* _Stored data entries_
──────────────────────────────

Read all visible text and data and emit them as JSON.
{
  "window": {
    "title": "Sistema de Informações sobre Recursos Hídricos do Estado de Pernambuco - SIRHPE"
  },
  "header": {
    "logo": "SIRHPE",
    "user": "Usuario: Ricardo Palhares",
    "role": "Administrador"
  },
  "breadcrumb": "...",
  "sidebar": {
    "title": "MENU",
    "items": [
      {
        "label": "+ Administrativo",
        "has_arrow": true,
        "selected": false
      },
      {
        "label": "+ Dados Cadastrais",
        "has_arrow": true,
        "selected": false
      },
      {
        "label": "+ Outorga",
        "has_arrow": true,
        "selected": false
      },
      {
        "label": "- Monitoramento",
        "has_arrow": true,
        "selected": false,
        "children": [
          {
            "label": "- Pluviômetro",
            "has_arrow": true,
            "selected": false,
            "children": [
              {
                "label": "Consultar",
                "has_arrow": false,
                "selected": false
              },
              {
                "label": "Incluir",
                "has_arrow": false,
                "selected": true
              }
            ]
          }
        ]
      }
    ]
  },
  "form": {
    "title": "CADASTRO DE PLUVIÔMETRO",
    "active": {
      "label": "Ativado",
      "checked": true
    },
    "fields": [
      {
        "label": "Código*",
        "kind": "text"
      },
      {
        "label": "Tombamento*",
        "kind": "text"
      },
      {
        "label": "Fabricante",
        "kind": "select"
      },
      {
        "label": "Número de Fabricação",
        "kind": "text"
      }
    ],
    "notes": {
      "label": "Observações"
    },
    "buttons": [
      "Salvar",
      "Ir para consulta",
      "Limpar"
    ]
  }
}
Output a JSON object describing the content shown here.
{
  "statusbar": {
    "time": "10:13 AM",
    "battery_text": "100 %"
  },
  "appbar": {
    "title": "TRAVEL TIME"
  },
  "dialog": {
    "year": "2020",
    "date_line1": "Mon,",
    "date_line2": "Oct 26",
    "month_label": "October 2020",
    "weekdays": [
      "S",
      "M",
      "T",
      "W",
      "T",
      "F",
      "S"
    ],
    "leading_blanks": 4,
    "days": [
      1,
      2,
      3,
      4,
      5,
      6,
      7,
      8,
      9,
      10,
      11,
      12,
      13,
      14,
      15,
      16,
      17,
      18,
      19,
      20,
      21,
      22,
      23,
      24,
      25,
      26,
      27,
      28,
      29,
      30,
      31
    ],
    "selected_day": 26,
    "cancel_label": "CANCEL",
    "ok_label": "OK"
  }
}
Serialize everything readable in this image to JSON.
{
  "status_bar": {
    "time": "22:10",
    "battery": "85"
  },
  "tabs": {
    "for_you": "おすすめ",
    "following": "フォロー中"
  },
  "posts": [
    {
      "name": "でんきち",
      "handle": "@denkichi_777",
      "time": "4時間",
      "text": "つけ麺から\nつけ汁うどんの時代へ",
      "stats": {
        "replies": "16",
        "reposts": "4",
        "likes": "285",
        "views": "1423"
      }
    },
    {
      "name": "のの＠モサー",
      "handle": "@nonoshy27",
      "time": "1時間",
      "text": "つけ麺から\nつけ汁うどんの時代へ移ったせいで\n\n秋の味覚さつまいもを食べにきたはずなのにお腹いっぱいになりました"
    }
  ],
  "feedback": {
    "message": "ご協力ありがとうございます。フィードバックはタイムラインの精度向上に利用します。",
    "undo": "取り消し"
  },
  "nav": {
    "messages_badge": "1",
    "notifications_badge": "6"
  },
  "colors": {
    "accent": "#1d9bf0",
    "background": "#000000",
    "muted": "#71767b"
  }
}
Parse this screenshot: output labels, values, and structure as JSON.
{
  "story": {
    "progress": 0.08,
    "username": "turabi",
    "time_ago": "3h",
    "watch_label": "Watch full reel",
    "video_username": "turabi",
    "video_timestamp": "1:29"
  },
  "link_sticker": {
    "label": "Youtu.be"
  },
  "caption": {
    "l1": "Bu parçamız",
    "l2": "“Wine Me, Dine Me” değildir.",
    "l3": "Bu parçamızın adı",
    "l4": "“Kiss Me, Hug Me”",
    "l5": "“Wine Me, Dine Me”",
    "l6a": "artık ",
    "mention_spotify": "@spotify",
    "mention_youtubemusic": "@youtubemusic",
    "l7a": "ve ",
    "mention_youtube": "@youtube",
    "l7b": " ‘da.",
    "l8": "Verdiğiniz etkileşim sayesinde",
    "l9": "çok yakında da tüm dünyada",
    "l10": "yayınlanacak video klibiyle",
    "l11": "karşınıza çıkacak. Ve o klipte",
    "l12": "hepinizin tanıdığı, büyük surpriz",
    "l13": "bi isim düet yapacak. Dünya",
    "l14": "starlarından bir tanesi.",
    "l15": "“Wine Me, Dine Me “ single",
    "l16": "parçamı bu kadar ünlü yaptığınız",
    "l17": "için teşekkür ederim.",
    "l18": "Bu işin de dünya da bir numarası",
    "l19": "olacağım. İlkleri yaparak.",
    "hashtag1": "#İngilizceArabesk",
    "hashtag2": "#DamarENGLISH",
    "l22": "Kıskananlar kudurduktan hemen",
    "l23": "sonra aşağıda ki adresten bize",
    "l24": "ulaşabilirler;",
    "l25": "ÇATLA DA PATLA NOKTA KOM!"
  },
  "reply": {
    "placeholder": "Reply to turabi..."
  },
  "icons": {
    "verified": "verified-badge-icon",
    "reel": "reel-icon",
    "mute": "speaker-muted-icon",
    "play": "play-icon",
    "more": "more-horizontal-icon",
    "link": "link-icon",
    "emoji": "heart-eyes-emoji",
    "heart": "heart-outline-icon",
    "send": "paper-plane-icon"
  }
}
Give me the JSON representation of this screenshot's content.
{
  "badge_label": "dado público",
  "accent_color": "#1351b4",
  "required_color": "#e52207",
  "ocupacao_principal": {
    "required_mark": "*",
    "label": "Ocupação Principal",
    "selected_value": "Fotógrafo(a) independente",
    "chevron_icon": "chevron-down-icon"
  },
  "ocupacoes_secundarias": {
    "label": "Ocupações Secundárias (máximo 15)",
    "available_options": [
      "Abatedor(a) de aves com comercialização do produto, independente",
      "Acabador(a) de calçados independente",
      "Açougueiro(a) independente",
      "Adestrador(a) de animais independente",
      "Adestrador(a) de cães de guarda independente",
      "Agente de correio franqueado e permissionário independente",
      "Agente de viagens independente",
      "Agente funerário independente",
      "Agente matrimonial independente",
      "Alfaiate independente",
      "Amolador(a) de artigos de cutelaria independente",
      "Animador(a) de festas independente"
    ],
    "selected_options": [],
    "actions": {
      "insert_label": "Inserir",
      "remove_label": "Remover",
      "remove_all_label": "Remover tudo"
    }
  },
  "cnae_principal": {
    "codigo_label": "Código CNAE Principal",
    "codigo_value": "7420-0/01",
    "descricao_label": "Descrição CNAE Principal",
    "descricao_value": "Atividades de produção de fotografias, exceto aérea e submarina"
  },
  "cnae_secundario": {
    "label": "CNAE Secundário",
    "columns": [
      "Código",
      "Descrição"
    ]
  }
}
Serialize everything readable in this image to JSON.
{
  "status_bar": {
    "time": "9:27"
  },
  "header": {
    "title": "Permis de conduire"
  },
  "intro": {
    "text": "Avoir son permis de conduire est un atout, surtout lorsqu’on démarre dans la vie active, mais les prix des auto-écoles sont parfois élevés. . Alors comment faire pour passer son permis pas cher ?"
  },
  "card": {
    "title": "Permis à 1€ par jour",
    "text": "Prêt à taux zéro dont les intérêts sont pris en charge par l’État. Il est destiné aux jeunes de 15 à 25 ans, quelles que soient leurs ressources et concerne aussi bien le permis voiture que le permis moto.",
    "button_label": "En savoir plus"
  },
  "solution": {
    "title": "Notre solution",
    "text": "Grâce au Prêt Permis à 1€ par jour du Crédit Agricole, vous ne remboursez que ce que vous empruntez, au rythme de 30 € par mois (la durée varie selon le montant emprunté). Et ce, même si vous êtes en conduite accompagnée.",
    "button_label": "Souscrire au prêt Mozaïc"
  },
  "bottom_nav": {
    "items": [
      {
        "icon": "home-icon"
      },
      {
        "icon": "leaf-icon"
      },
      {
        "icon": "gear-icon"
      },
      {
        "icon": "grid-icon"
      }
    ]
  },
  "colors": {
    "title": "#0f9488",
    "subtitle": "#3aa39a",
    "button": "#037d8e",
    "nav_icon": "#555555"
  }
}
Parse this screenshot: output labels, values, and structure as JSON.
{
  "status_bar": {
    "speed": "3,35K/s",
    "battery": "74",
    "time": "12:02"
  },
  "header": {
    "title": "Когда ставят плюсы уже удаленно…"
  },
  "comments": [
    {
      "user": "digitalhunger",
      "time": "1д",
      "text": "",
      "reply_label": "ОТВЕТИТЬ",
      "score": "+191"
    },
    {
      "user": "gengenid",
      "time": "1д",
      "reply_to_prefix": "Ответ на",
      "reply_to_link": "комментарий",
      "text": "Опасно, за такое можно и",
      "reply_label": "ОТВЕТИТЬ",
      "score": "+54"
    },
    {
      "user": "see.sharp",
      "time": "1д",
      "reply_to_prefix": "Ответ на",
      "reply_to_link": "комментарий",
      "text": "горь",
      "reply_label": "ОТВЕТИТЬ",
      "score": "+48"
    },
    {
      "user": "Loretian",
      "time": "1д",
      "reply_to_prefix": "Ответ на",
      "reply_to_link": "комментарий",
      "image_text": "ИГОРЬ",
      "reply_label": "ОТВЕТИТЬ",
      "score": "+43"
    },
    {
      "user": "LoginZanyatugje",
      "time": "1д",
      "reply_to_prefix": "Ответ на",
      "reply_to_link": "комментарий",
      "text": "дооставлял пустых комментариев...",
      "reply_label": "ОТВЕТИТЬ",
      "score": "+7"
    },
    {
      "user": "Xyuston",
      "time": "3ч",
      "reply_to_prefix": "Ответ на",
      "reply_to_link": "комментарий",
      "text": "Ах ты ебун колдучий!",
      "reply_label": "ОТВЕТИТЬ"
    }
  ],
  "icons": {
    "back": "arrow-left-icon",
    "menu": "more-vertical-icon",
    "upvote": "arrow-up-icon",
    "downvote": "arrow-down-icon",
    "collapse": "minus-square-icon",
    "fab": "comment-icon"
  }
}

──────────────────────────────

* _THE TASK_
Your answer should be a single number: the count of lines in the material above that contain "muted".

* _SOLVED EXERCISE_
2